start Record extracts

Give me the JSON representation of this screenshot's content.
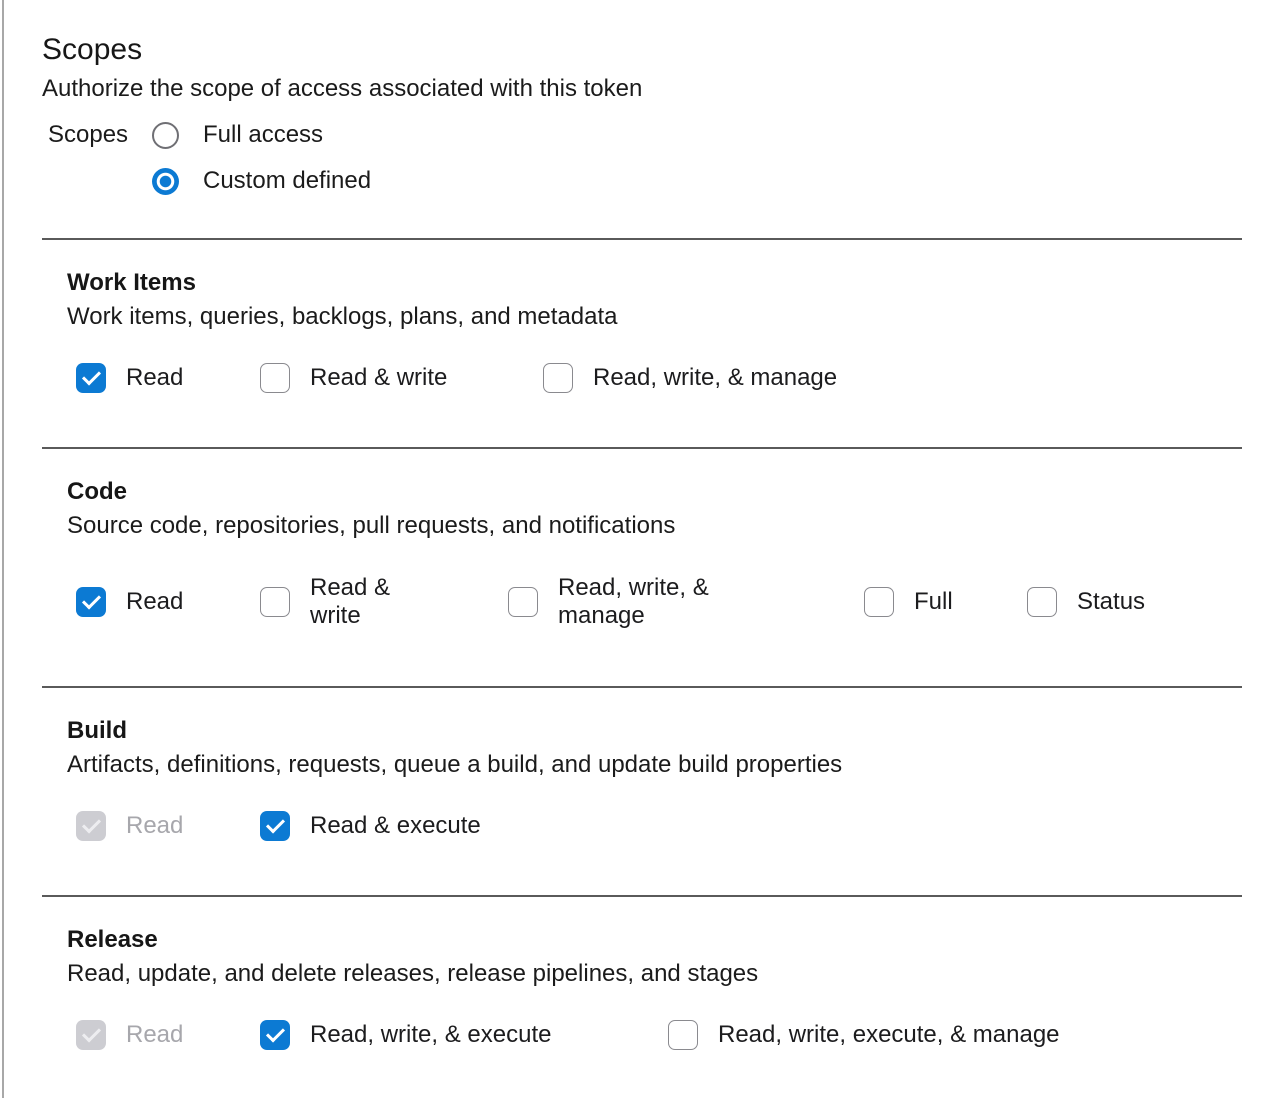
{
  "header": {
    "title": "Scopes",
    "subtitle": "Authorize the scope of access associated with this token"
  },
  "scopes_radio": {
    "label": "Scopes",
    "options": [
      {
        "label": "Full access",
        "selected": false
      },
      {
        "label": "Custom defined",
        "selected": true
      }
    ]
  },
  "sections": [
    {
      "name": "Work Items",
      "description": "Work items, queries, backlogs, plans, and metadata",
      "options": [
        {
          "label": "Read",
          "state": "checked"
        },
        {
          "label": "Read & write",
          "state": "unchecked"
        },
        {
          "label": "Read, write, & manage",
          "state": "unchecked"
        }
      ]
    },
    {
      "name": "Code",
      "description": "Source code, repositories, pull requests, and notifications",
      "options": [
        {
          "label": "Read",
          "state": "checked"
        },
        {
          "label": "Read &\nwrite",
          "state": "unchecked"
        },
        {
          "label": "Read, write, &\nmanage",
          "state": "unchecked"
        },
        {
          "label": "Full",
          "state": "unchecked"
        },
        {
          "label": "Status",
          "state": "unchecked"
        }
      ]
    },
    {
      "name": "Build",
      "description": "Artifacts, definitions, requests, queue a build, and update build properties",
      "options": [
        {
          "label": "Read",
          "state": "checked-disabled"
        },
        {
          "label": "Read & execute",
          "state": "checked"
        }
      ]
    },
    {
      "name": "Release",
      "description": "Read, update, and delete releases, release pipelines, and stages",
      "options": [
        {
          "label": "Read",
          "state": "checked-disabled"
        },
        {
          "label": "Read, write, & execute",
          "state": "checked"
        },
        {
          "label": "Read, write, execute, & manage",
          "state": "unchecked"
        }
      ]
    }
  ],
  "colors": {
    "accent_blue": "#0c7ad3",
    "divider": "#5a5a5a",
    "disabled_fill": "#cdcdd2",
    "disabled_text": "#a7a7ac",
    "checkbox_border": "#8a8a8f"
  }
}
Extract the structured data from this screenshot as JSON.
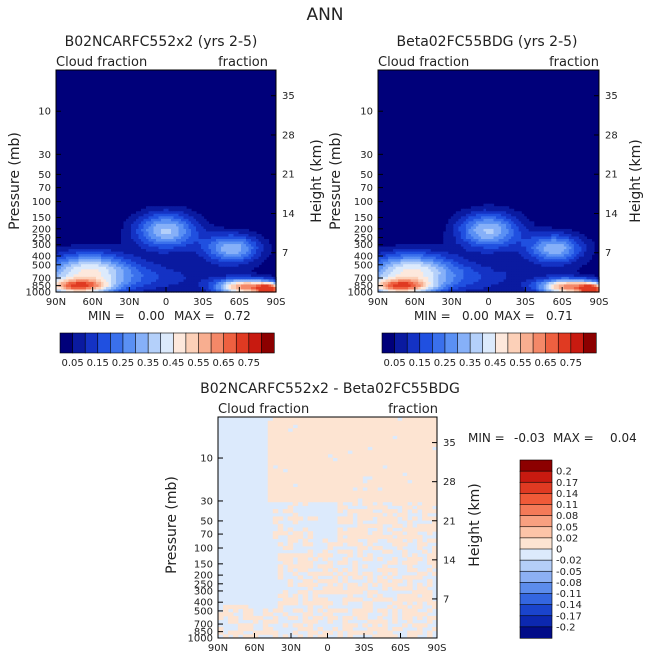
{
  "figure_title": "ANN",
  "chart_data": [
    {
      "type": "contour",
      "title": "B02NCARFC552x2 (yrs 2-5)",
      "variable_left": "Cloud fraction",
      "variable_right": "fraction",
      "xlabel": "",
      "ylabel": "Pressure (mb)",
      "ylabel_right": "Height (km)",
      "x_ticks": [
        "90N",
        "60N",
        "30N",
        "0",
        "30S",
        "60S",
        "90S"
      ],
      "y_ticks": [
        10,
        30,
        50,
        70,
        100,
        150,
        200,
        250,
        300,
        400,
        500,
        700,
        850,
        1000
      ],
      "y_ticks_right": [
        35,
        28,
        21,
        14,
        7
      ],
      "y_scale": "log",
      "ylim": [
        1000,
        3.5
      ],
      "min_label": "MIN =",
      "min_value": "0.00",
      "max_label": "MAX =",
      "max_value": "0.72",
      "colorbar_labels": [
        "0.05",
        "0.15",
        "0.25",
        "0.35",
        "0.45",
        "0.55",
        "0.65",
        "0.75"
      ],
      "colors": [
        "#00007a",
        "#0a1aa0",
        "#1432c4",
        "#2050e0",
        "#3a70ec",
        "#5a90f4",
        "#86b0f8",
        "#b4d0fa",
        "#dceafc",
        "#fde8dc",
        "#fcd0b8",
        "#f8ae90",
        "#f48868",
        "#ee6040",
        "#e03a22",
        "#c81a10",
        "#8c0000"
      ]
    },
    {
      "type": "contour",
      "title": "Beta02FC55BDG (yrs 2-5)",
      "variable_left": "Cloud fraction",
      "variable_right": "fraction",
      "xlabel": "",
      "ylabel": "Pressure (mb)",
      "ylabel_right": "Height (km)",
      "x_ticks": [
        "90N",
        "60N",
        "30N",
        "0",
        "30S",
        "60S",
        "90S"
      ],
      "y_ticks": [
        10,
        30,
        50,
        70,
        100,
        150,
        200,
        250,
        300,
        400,
        500,
        700,
        850,
        1000
      ],
      "y_ticks_right": [
        35,
        28,
        21,
        14,
        7
      ],
      "y_scale": "log",
      "ylim": [
        1000,
        3.5
      ],
      "min_label": "MIN =",
      "min_value": "0.00",
      "max_label": "MAX =",
      "max_value": "0.71",
      "colorbar_labels": [
        "0.05",
        "0.15",
        "0.25",
        "0.35",
        "0.45",
        "0.55",
        "0.65",
        "0.75"
      ],
      "colors": [
        "#00007a",
        "#0a1aa0",
        "#1432c4",
        "#2050e0",
        "#3a70ec",
        "#5a90f4",
        "#86b0f8",
        "#b4d0fa",
        "#dceafc",
        "#fde8dc",
        "#fcd0b8",
        "#f8ae90",
        "#f48868",
        "#ee6040",
        "#e03a22",
        "#c81a10",
        "#8c0000"
      ]
    },
    {
      "type": "contour",
      "title": "B02NCARFC552x2 - Beta02FC55BDG",
      "variable_left": "Cloud fraction",
      "variable_right": "fraction",
      "xlabel": "",
      "ylabel": "Pressure (mb)",
      "ylabel_right": "Height (km)",
      "x_ticks": [
        "90N",
        "60N",
        "30N",
        "0",
        "30S",
        "60S",
        "90S"
      ],
      "y_ticks": [
        10,
        30,
        50,
        70,
        100,
        150,
        200,
        250,
        300,
        400,
        500,
        700,
        850,
        1000
      ],
      "y_ticks_right": [
        35,
        28,
        21,
        14,
        7
      ],
      "y_scale": "log",
      "ylim": [
        1000,
        3.5
      ],
      "min_label": "MIN =",
      "min_value": "-0.03",
      "max_label": "MAX =",
      "max_value": "0.04",
      "colorbar_labels": [
        "0.2",
        "0.17",
        "0.14",
        "0.11",
        "0.08",
        "0.05",
        "0.02",
        "0",
        "-0.02",
        "-0.05",
        "-0.08",
        "-0.11",
        "-0.14",
        "-0.17",
        "-0.2"
      ],
      "colors": [
        "#8c0000",
        "#c81a10",
        "#e03a22",
        "#f05a38",
        "#f47a58",
        "#f8a080",
        "#fcc4a8",
        "#fde4d2",
        "#dceafc",
        "#b4cef8",
        "#8cb0f4",
        "#5c8cec",
        "#3466e0",
        "#1a44cc",
        "#0c28b0",
        "#020c88"
      ],
      "diff_fields": {
        "positive": "#fde4d2",
        "negative": "#dceafc"
      }
    }
  ]
}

end Record extracts

◆ Problem to work on
Extract all lines from the material above that include the word "execute".

◆ Expected output
          "label": "Read & execute",
          "label": "Read, write, & execute",
          "label": "Read, write, execute, & manage",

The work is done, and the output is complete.